### TASK DIRECTIONS
Each line containing the word "Extraversion" should be found and copied.

[Extracts from a graphics dataset]
* * *

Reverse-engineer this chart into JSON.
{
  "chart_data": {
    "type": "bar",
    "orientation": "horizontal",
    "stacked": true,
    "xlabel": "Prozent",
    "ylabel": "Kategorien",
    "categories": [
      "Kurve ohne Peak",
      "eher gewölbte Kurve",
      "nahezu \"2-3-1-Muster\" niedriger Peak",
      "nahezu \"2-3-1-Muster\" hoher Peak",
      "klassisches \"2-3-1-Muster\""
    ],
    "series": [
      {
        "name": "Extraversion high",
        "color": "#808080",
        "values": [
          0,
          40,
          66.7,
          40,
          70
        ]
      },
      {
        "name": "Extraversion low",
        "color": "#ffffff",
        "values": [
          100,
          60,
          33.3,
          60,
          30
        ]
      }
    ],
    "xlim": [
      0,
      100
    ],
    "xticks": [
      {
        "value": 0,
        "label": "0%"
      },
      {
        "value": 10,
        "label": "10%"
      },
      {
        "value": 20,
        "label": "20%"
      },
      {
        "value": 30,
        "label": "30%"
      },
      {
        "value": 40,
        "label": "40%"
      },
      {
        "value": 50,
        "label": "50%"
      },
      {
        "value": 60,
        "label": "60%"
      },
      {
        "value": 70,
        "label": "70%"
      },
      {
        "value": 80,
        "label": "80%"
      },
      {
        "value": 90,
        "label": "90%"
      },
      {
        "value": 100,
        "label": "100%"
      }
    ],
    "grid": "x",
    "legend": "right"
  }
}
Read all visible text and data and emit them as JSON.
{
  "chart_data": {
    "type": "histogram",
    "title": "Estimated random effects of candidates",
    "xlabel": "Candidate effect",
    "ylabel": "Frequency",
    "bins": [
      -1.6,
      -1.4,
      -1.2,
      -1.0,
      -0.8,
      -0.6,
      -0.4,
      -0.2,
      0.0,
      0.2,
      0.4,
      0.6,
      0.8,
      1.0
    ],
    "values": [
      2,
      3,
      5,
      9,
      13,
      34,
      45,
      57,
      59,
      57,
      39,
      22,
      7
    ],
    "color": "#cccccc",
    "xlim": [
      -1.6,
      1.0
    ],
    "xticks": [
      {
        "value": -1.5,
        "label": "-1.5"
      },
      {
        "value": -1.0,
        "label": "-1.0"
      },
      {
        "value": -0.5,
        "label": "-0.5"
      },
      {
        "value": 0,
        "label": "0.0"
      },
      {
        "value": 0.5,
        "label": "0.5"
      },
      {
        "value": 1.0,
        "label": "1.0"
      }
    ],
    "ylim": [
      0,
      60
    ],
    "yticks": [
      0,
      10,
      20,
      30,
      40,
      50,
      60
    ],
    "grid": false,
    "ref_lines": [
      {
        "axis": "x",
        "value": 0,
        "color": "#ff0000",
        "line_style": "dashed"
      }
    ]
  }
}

* * *

### WRITTEN RESPONSE
        "name": "Extraversion high",
        "name": "Extraversion low",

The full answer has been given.